Output each entry below as it stands, leaving out every picture.

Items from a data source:
====

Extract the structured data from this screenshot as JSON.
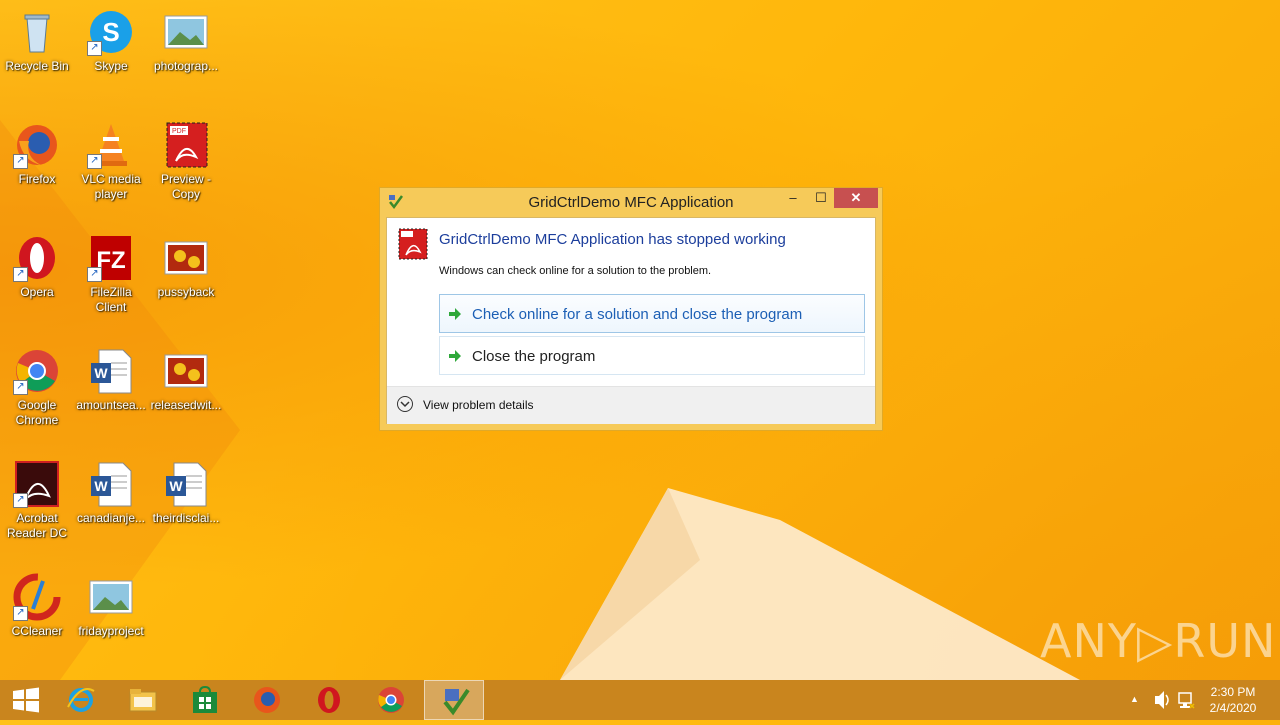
{
  "desktop": {
    "icons": [
      {
        "label": "Recycle Bin"
      },
      {
        "label": "Skype"
      },
      {
        "label": "photograp..."
      },
      {
        "label": "Firefox"
      },
      {
        "label": "VLC media\nplayer"
      },
      {
        "label": "Preview -\nCopy"
      },
      {
        "label": "Opera"
      },
      {
        "label": "FileZilla\nClient"
      },
      {
        "label": "pussyback"
      },
      {
        "label": "Google\nChrome"
      },
      {
        "label": "amountsea..."
      },
      {
        "label": "releasedwit..."
      },
      {
        "label": "Acrobat\nReader DC"
      },
      {
        "label": "canadianje..."
      },
      {
        "label": "theirdisclai..."
      },
      {
        "label": "CCleaner"
      },
      {
        "label": "fridayproject"
      }
    ]
  },
  "dialog": {
    "title": "GridCtrlDemo MFC Application",
    "heading": "GridCtrlDemo MFC Application has stopped working",
    "subtext": "Windows can check online for a solution to the problem.",
    "option_check": "Check online for a solution and close the program",
    "option_close": "Close the program",
    "details": "View problem details",
    "minimize_glyph": "–",
    "maximize_glyph": "☐",
    "close_glyph": "✕"
  },
  "watermark": {
    "text": "ANY▷RUN"
  },
  "taskbar": {
    "clock_time": "2:30 PM",
    "clock_date": "2/4/2020",
    "tray_chevron": "▲"
  },
  "colors": {
    "wallpaper": "#ffb70b",
    "taskbar": "#c9851e",
    "close_button": "#c75050",
    "link_blue": "#1c5fb5"
  }
}
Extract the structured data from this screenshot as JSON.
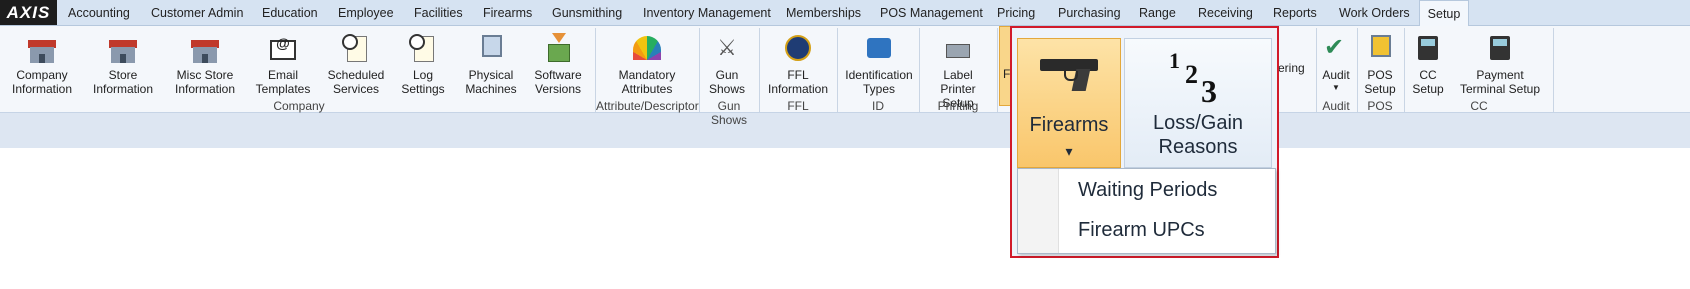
{
  "app": {
    "logo": "AXIS"
  },
  "menu": [
    "Accounting",
    "Customer Admin",
    "Education",
    "Employee",
    "Facilities",
    "Firearms",
    "Gunsmithing",
    "Inventory Management",
    "Memberships",
    "POS Management",
    "Pricing",
    "Purchasing",
    "Range",
    "Receiving",
    "Reports",
    "Work Orders",
    "Setup"
  ],
  "menu_active": "Setup",
  "ribbon": {
    "buttons": {
      "company_information": {
        "label": "Company Information",
        "icon": "building-icon"
      },
      "store_information": {
        "label": "Store Information",
        "icon": "store-icon"
      },
      "misc_store_information": {
        "label": "Misc Store Information",
        "icon": "store-icon"
      },
      "email_templates": {
        "label": "Email Templates",
        "icon": "envelope-icon"
      },
      "scheduled_services": {
        "label": "Scheduled Services",
        "icon": "scheduled-document-icon"
      },
      "log_settings": {
        "label": "Log Settings",
        "icon": "log-document-icon"
      },
      "physical_machines": {
        "label": "Physical Machines",
        "icon": "monitor-icon"
      },
      "software_versions": {
        "label": "Software Versions",
        "icon": "package-icon"
      },
      "mandatory_attributes": {
        "label": "Mandatory Attributes",
        "icon": "color-fan-icon"
      },
      "gun_shows": {
        "label": "Gun Shows",
        "icon": "pistols-icon"
      },
      "ffl_information": {
        "label": "FFL Information",
        "icon": "seal-icon"
      },
      "identification_types": {
        "label": "Identification Types",
        "icon": "id-card-icon"
      },
      "label_printer_setup": {
        "label": "Label Printer Setup",
        "icon": "printer-icon"
      },
      "partial_firearms": {
        "label": "F"
      },
      "partial_loss": {
        "label": "1"
      },
      "partial_ordering": {
        "label": "ering"
      },
      "audit": {
        "label": "Audit",
        "icon": "checklist-icon"
      },
      "pos_setup": {
        "label": "POS Setup",
        "icon": "pos-icon"
      },
      "cc_setup": {
        "label": "CC Setup",
        "icon": "card-terminal-icon"
      },
      "payment_terminal_setup": {
        "label": "Payment Terminal Setup",
        "icon": "card-terminal-icon"
      }
    },
    "groups": {
      "company": "Company",
      "attribute": "Attribute/Descriptor",
      "gun_shows": "Gun Shows",
      "ffl": "FFL",
      "id": "ID",
      "printing": "Printing",
      "audit": "Audit",
      "pos": "POS",
      "cc": "CC"
    }
  },
  "zoom": {
    "firearms_label": "Firearms",
    "firearms_caret": "▾",
    "loss_gain_label": "Loss/Gain Reasons",
    "loss_gain_glyph": {
      "one": "1",
      "two": "2",
      "three": "3"
    },
    "dropdown": [
      "Waiting Periods",
      "Firearm UPCs"
    ]
  },
  "colors": {
    "highlight_border": "#d11a2a",
    "active_button": "#f9c66b",
    "menubar": "#d6e3f2"
  }
}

====

(THE RESPONSE)
Extract the structured data from this screenshot as JSON.
{
  "desktop": {
    "icons": [
      {
        "label": "Recycle Bin"
      },
      {
        "label": "Skype"
      },
      {
        "label": "photograp..."
      },
      {
        "label": "Firefox"
      },
      {
        "label": "VLC media\nplayer"
      },
      {
        "label": "Preview -\nCopy"
      },
      {
        "label": "Opera"
      },
      {
        "label": "FileZilla\nClient"
      },
      {
        "label": "pussyback"
      },
      {
        "label": "Google\nChrome"
      },
      {
        "label": "amountsea..."
      },
      {
        "label": "releasedwit..."
      },
      {
        "label": "Acrobat\nReader DC"
      },
      {
        "label": "canadianje..."
      },
      {
        "label": "theirdisclai..."
      },
      {
        "label": "CCleaner"
      },
      {
        "label": "fridayproject"
      }
    ]
  },
  "dialog": {
    "title": "GridCtrlDemo MFC Application",
    "heading": "GridCtrlDemo MFC Application has stopped working",
    "subtext": "Windows can check online for a solution to the problem.",
    "option_check": "Check online for a solution and close the program",
    "option_close": "Close the program",
    "details": "View problem details",
    "minimize_glyph": "–",
    "maximize_glyph": "☐",
    "close_glyph": "✕"
  },
  "watermark": {
    "text": "ANY▷RUN"
  },
  "taskbar": {
    "clock_time": "2:30 PM",
    "clock_date": "2/4/2020",
    "tray_chevron": "▲"
  },
  "colors": {
    "wallpaper": "#ffb70b",
    "taskbar": "#c9851e",
    "close_button": "#c75050",
    "link_blue": "#1c5fb5"
  }
}
Extract the structured data from this screenshot as JSON.
{
  "app": {
    "logo": "AXIS"
  },
  "menu": [
    "Accounting",
    "Customer Admin",
    "Education",
    "Employee",
    "Facilities",
    "Firearms",
    "Gunsmithing",
    "Inventory Management",
    "Memberships",
    "POS Management",
    "Pricing",
    "Purchasing",
    "Range",
    "Receiving",
    "Reports",
    "Work Orders",
    "Setup"
  ],
  "menu_active": "Setup",
  "ribbon": {
    "buttons": {
      "company_information": {
        "label": "Company Information",
        "icon": "building-icon"
      },
      "store_information": {
        "label": "Store Information",
        "icon": "store-icon"
      },
      "misc_store_information": {
        "label": "Misc Store Information",
        "icon": "store-icon"
      },
      "email_templates": {
        "label": "Email Templates",
        "icon": "envelope-icon"
      },
      "scheduled_services": {
        "label": "Scheduled Services",
        "icon": "scheduled-document-icon"
      },
      "log_settings": {
        "label": "Log Settings",
        "icon": "log-document-icon"
      },
      "physical_machines": {
        "label": "Physical Machines",
        "icon": "monitor-icon"
      },
      "software_versions": {
        "label": "Software Versions",
        "icon": "package-icon"
      },
      "mandatory_attributes": {
        "label": "Mandatory Attributes",
        "icon": "color-fan-icon"
      },
      "gun_shows": {
        "label": "Gun Shows",
        "icon": "pistols-icon"
      },
      "ffl_information": {
        "label": "FFL Information",
        "icon": "seal-icon"
      },
      "identification_types": {
        "label": "Identification Types",
        "icon": "id-card-icon"
      },
      "label_printer_setup": {
        "label": "Label Printer Setup",
        "icon": "printer-icon"
      },
      "partial_firearms": {
        "label": "F"
      },
      "partial_loss": {
        "label": "1"
      },
      "partial_ordering": {
        "label": "ering"
      },
      "audit": {
        "label": "Audit",
        "icon": "checklist-icon"
      },
      "pos_setup": {
        "label": "POS Setup",
        "icon": "pos-icon"
      },
      "cc_setup": {
        "label": "CC Setup",
        "icon": "card-terminal-icon"
      },
      "payment_terminal_setup": {
        "label": "Payment Terminal Setup",
        "icon": "card-terminal-icon"
      }
    },
    "groups": {
      "company": "Company",
      "attribute": "Attribute/Descriptor",
      "gun_shows": "Gun Shows",
      "ffl": "FFL",
      "id": "ID",
      "printing": "Printing",
      "audit": "Audit",
      "pos": "POS",
      "cc": "CC"
    }
  },
  "zoom": {
    "firearms_label": "Firearms",
    "firearms_caret": "▾",
    "loss_gain_label": "Loss/Gain Reasons",
    "loss_gain_glyph": {
      "one": "1",
      "two": "2",
      "three": "3"
    },
    "dropdown": [
      "Waiting Periods",
      "Firearm UPCs"
    ]
  },
  "colors": {
    "highlight_border": "#d11a2a",
    "active_button": "#f9c66b",
    "menubar": "#d6e3f2"
  }
}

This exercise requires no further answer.